WRITTEN PROBLEM: Collect all lines from the listing that include the string "name".

(Dataset listings of figures)
%%
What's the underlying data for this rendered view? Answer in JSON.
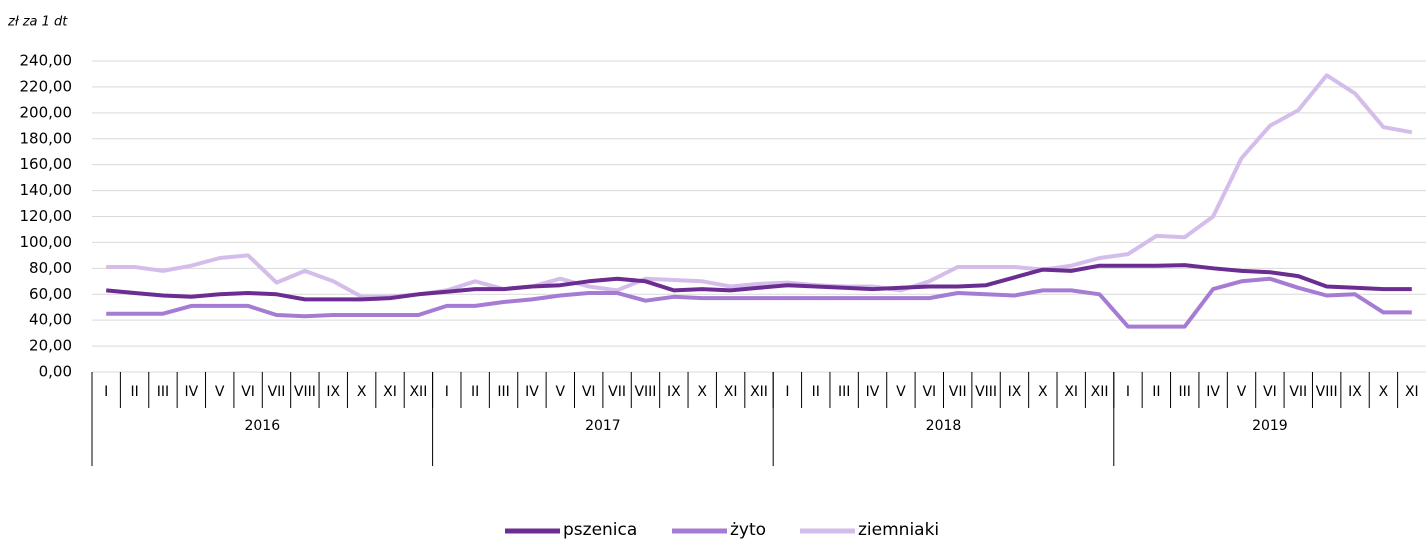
{
  "chart_data": {
    "type": "line",
    "unit_label": "zł za 1 dt",
    "categories": [
      "I",
      "II",
      "III",
      "IV",
      "V",
      "VI",
      "VII",
      "VIII",
      "IX",
      "X",
      "XI",
      "XII",
      "I",
      "II",
      "III",
      "IV",
      "V",
      "VI",
      "VII",
      "VIII",
      "IX",
      "X",
      "XI",
      "XII",
      "I",
      "II",
      "III",
      "IV",
      "V",
      "VI",
      "VII",
      "VIII",
      "IX",
      "X",
      "XI",
      "XII",
      "I",
      "II",
      "III",
      "IV",
      "V",
      "VI",
      "VII",
      "VIII",
      "IX",
      "X",
      "XI"
    ],
    "groups": [
      {
        "name": "2016",
        "count": 12
      },
      {
        "name": "2017",
        "count": 12
      },
      {
        "name": "2018",
        "count": 12
      },
      {
        "name": "2019",
        "count": 11
      }
    ],
    "series": [
      {
        "name": "pszenica",
        "color": "#6b2d92",
        "values": [
          63,
          61,
          59,
          58,
          60,
          61,
          60,
          56,
          56,
          56,
          57,
          60,
          62,
          64,
          64,
          66,
          67,
          70,
          72,
          70,
          63,
          64,
          63,
          65,
          67,
          66,
          65,
          64,
          65,
          66,
          66,
          67,
          73,
          79,
          78,
          82,
          82,
          82,
          82.5,
          80,
          78,
          77,
          74,
          66,
          65,
          64,
          64
        ]
      },
      {
        "name": "żyto",
        "color": "#a67bd3",
        "values": [
          45,
          45,
          45,
          51,
          51,
          51,
          44,
          43,
          44,
          44,
          44,
          44,
          51,
          51,
          54,
          56,
          59,
          61,
          61,
          55,
          58,
          57,
          57,
          57,
          57,
          57,
          57,
          57,
          57,
          57,
          61,
          60,
          59,
          63,
          63,
          60,
          35,
          35,
          35,
          64,
          70,
          72,
          65,
          59,
          60,
          46,
          46
        ]
      },
      {
        "name": "ziemniaki",
        "color": "#d4bdeb",
        "values": [
          81,
          81,
          78,
          82,
          88,
          90,
          69,
          78,
          70,
          58,
          58,
          60,
          63,
          70,
          64,
          66,
          72,
          66,
          63,
          72,
          71,
          70,
          66,
          68,
          69,
          67,
          66,
          66,
          63,
          70,
          81,
          81,
          81,
          79,
          82,
          88,
          91,
          105,
          104,
          120,
          165,
          190,
          202,
          229,
          215,
          189,
          185
        ]
      }
    ],
    "ylim": [
      0,
      240
    ],
    "yticks": [
      {
        "value": 0,
        "label": "0,00"
      },
      {
        "value": 20,
        "label": "20,00"
      },
      {
        "value": 40,
        "label": "40,00"
      },
      {
        "value": 60,
        "label": "60,00"
      },
      {
        "value": 80,
        "label": "80,00"
      },
      {
        "value": 100,
        "label": "100,00"
      },
      {
        "value": 120,
        "label": "120,00"
      },
      {
        "value": 140,
        "label": "140,00"
      },
      {
        "value": 160,
        "label": "160,00"
      },
      {
        "value": 180,
        "label": "180,00"
      },
      {
        "value": 200,
        "label": "200,00"
      },
      {
        "value": 220,
        "label": "220,00"
      },
      {
        "value": 240,
        "label": "240,00"
      }
    ],
    "grid": true
  }
}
%%
ANSWER TO THE TASK:
        "name": "2016",
        "name": "2017",
        "name": "2018",
        "name": "2019",
        "name": "pszenica",
        "name": "żyto",
        "name": "ziemniaki",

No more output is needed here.